→ WHAT YOU WILL DO
Omit the images. Copy each entry word for word.

(Data records)
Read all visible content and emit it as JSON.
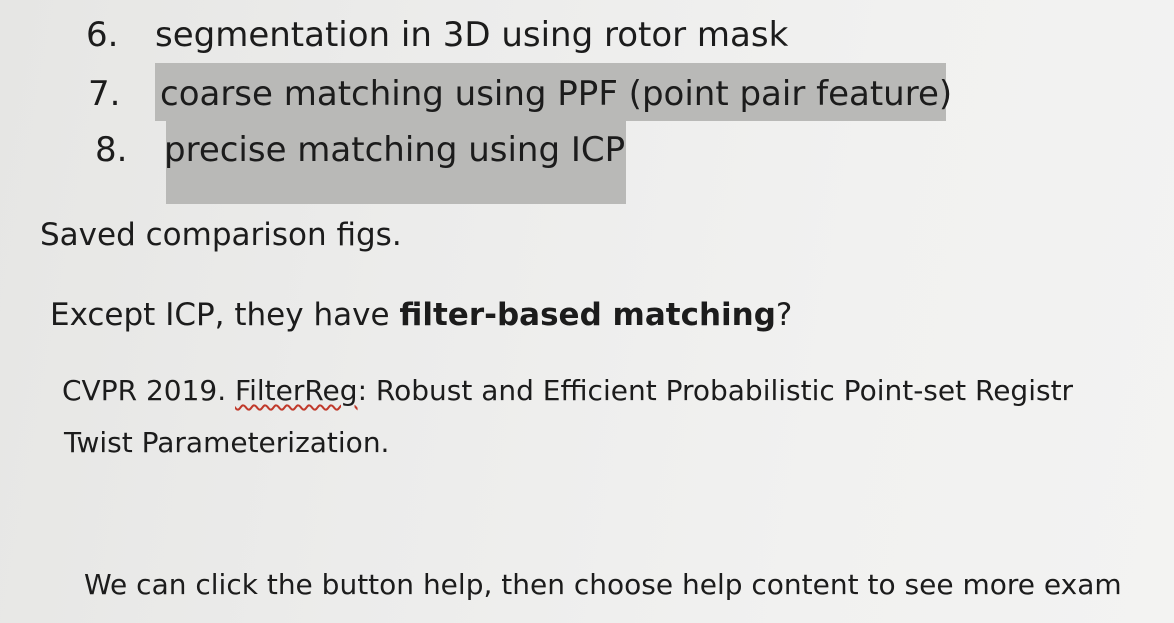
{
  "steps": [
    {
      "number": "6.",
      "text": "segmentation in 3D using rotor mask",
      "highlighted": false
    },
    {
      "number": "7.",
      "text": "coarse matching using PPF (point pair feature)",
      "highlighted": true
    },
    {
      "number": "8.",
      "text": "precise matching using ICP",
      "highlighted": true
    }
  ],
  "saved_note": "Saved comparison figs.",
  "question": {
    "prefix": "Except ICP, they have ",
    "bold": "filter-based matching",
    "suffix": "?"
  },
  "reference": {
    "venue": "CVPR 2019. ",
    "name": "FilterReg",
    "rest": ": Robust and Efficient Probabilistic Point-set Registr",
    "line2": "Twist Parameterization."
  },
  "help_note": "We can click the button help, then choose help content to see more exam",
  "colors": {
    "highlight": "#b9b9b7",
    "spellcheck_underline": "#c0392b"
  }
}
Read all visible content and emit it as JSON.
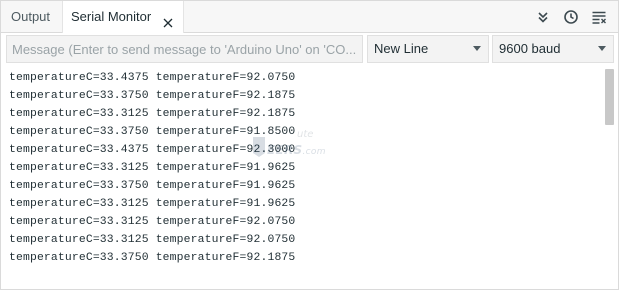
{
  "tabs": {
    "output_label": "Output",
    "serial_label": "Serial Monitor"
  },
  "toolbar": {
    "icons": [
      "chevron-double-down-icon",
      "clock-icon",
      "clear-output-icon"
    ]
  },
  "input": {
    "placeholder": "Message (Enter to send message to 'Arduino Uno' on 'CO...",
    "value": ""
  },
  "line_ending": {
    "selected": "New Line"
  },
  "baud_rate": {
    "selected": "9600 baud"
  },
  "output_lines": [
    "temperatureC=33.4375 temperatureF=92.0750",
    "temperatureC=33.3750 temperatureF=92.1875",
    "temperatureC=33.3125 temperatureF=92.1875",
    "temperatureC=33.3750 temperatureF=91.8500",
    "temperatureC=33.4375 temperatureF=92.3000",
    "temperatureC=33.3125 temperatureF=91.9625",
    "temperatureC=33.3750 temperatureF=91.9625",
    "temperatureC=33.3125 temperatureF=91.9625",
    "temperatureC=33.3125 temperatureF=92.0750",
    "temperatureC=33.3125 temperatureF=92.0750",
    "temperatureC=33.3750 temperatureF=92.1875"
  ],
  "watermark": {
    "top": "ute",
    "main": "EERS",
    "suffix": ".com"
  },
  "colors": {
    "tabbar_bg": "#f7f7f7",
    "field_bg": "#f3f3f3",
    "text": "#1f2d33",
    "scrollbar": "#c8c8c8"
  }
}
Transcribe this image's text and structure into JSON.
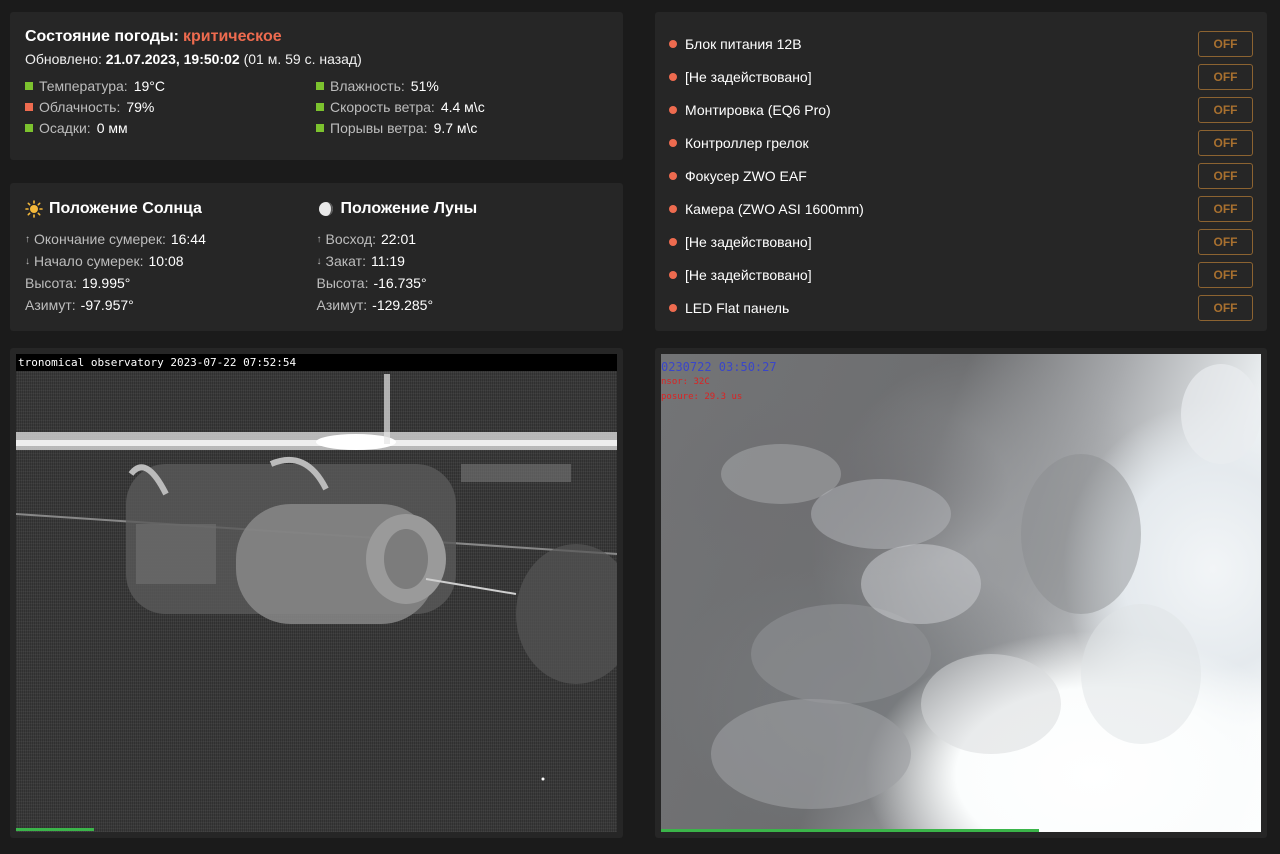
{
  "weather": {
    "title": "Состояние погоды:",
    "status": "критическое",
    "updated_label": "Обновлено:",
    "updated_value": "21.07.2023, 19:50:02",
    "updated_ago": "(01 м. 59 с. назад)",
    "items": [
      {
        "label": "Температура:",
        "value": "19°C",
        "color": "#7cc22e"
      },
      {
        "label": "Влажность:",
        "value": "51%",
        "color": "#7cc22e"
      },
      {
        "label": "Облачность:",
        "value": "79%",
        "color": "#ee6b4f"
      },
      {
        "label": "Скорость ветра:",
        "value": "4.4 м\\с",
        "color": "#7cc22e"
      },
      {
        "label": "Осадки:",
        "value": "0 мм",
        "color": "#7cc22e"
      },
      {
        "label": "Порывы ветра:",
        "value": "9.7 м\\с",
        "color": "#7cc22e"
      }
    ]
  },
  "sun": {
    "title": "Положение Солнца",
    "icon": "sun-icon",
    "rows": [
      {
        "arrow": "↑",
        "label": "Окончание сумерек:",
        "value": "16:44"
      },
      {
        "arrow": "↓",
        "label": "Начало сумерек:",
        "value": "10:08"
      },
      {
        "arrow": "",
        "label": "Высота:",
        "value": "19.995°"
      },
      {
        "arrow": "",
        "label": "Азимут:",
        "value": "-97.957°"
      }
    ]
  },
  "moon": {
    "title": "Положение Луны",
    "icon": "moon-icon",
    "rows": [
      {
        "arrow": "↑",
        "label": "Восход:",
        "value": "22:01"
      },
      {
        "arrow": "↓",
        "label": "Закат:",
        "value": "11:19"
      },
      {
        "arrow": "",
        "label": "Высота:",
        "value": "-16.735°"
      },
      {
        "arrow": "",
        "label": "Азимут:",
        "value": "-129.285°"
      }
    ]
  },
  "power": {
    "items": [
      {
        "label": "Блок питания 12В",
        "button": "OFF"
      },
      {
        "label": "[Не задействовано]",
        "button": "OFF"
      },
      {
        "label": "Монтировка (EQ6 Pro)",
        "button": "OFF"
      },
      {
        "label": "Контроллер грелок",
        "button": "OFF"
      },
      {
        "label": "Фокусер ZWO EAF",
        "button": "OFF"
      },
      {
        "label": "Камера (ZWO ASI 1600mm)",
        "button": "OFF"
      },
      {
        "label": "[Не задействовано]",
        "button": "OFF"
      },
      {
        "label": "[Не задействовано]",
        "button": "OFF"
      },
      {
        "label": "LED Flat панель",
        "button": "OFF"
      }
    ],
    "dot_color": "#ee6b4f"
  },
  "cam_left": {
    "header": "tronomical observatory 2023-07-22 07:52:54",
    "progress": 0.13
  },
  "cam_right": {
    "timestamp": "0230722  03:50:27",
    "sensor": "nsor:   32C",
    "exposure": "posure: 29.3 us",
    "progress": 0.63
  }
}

→ WRITTEN SOLUTION
Read all visible content and emit it as JSON.
{
  "steps": [
    {
      "number": "6.",
      "text": "segmentation in 3D using rotor mask",
      "highlighted": false
    },
    {
      "number": "7.",
      "text": "coarse matching using PPF (point pair feature)",
      "highlighted": true
    },
    {
      "number": "8.",
      "text": "precise matching using ICP",
      "highlighted": true
    }
  ],
  "saved_note": "Saved comparison figs.",
  "question": {
    "prefix": "Except ICP, they have ",
    "bold": "filter-based matching",
    "suffix": "?"
  },
  "reference": {
    "venue": "CVPR 2019. ",
    "name": "FilterReg",
    "rest": ": Robust and Efficient Probabilistic Point-set Registr",
    "line2": "Twist Parameterization."
  },
  "help_note": "We can click the button help, then choose help content to see more exam",
  "colors": {
    "highlight": "#b9b9b7",
    "spellcheck_underline": "#c0392b"
  }
}
Read all visible content and emit it as JSON.
{
  "tabs": {
    "output_label": "Output",
    "serial_label": "Serial Monitor"
  },
  "toolbar": {
    "icons": [
      "chevron-double-down-icon",
      "clock-icon",
      "clear-output-icon"
    ]
  },
  "input": {
    "placeholder": "Message (Enter to send message to 'Arduino Uno' on 'CO...",
    "value": ""
  },
  "line_ending": {
    "selected": "New Line"
  },
  "baud_rate": {
    "selected": "9600 baud"
  },
  "output_lines": [
    "temperatureC=33.4375 temperatureF=92.0750",
    "temperatureC=33.3750 temperatureF=92.1875",
    "temperatureC=33.3125 temperatureF=92.1875",
    "temperatureC=33.3750 temperatureF=91.8500",
    "temperatureC=33.4375 temperatureF=92.3000",
    "temperatureC=33.3125 temperatureF=91.9625",
    "temperatureC=33.3750 temperatureF=91.9625",
    "temperatureC=33.3125 temperatureF=91.9625",
    "temperatureC=33.3125 temperatureF=92.0750",
    "temperatureC=33.3125 temperatureF=92.0750",
    "temperatureC=33.3750 temperatureF=92.1875"
  ],
  "watermark": {
    "top": "ute",
    "main": "EERS",
    "suffix": ".com"
  },
  "colors": {
    "tabbar_bg": "#f7f7f7",
    "field_bg": "#f3f3f3",
    "text": "#1f2d33",
    "scrollbar": "#c8c8c8"
  }
}
Transcribe this image's text and structure into JSON.
{
  "weather": {
    "title": "Состояние погоды:",
    "status": "критическое",
    "updated_label": "Обновлено:",
    "updated_value": "21.07.2023, 19:50:02",
    "updated_ago": "(01 м. 59 с. назад)",
    "items": [
      {
        "label": "Температура:",
        "value": "19°C",
        "color": "#7cc22e"
      },
      {
        "label": "Влажность:",
        "value": "51%",
        "color": "#7cc22e"
      },
      {
        "label": "Облачность:",
        "value": "79%",
        "color": "#ee6b4f"
      },
      {
        "label": "Скорость ветра:",
        "value": "4.4 м\\с",
        "color": "#7cc22e"
      },
      {
        "label": "Осадки:",
        "value": "0 мм",
        "color": "#7cc22e"
      },
      {
        "label": "Порывы ветра:",
        "value": "9.7 м\\с",
        "color": "#7cc22e"
      }
    ]
  },
  "sun": {
    "title": "Положение Солнца",
    "icon": "sun-icon",
    "rows": [
      {
        "arrow": "↑",
        "label": "Окончание сумерек:",
        "value": "16:44"
      },
      {
        "arrow": "↓",
        "label": "Начало сумерек:",
        "value": "10:08"
      },
      {
        "arrow": "",
        "label": "Высота:",
        "value": "19.995°"
      },
      {
        "arrow": "",
        "label": "Азимут:",
        "value": "-97.957°"
      }
    ]
  },
  "moon": {
    "title": "Положение Луны",
    "icon": "moon-icon",
    "rows": [
      {
        "arrow": "↑",
        "label": "Восход:",
        "value": "22:01"
      },
      {
        "arrow": "↓",
        "label": "Закат:",
        "value": "11:19"
      },
      {
        "arrow": "",
        "label": "Высота:",
        "value": "-16.735°"
      },
      {
        "arrow": "",
        "label": "Азимут:",
        "value": "-129.285°"
      }
    ]
  },
  "power": {
    "items": [
      {
        "label": "Блок питания 12В",
        "button": "OFF"
      },
      {
        "label": "[Не задействовано]",
        "button": "OFF"
      },
      {
        "label": "Монтировка (EQ6 Pro)",
        "button": "OFF"
      },
      {
        "label": "Контроллер грелок",
        "button": "OFF"
      },
      {
        "label": "Фокусер ZWO EAF",
        "button": "OFF"
      },
      {
        "label": "Камера (ZWO ASI 1600mm)",
        "button": "OFF"
      },
      {
        "label": "[Не задействовано]",
        "button": "OFF"
      },
      {
        "label": "[Не задействовано]",
        "button": "OFF"
      },
      {
        "label": "LED Flat панель",
        "button": "OFF"
      }
    ],
    "dot_color": "#ee6b4f"
  },
  "cam_left": {
    "header": "tronomical observatory 2023-07-22 07:52:54",
    "progress": 0.13
  },
  "cam_right": {
    "timestamp": "0230722  03:50:27",
    "sensor": "nsor:   32C",
    "exposure": "posure: 29.3 us",
    "progress": 0.63
  }
}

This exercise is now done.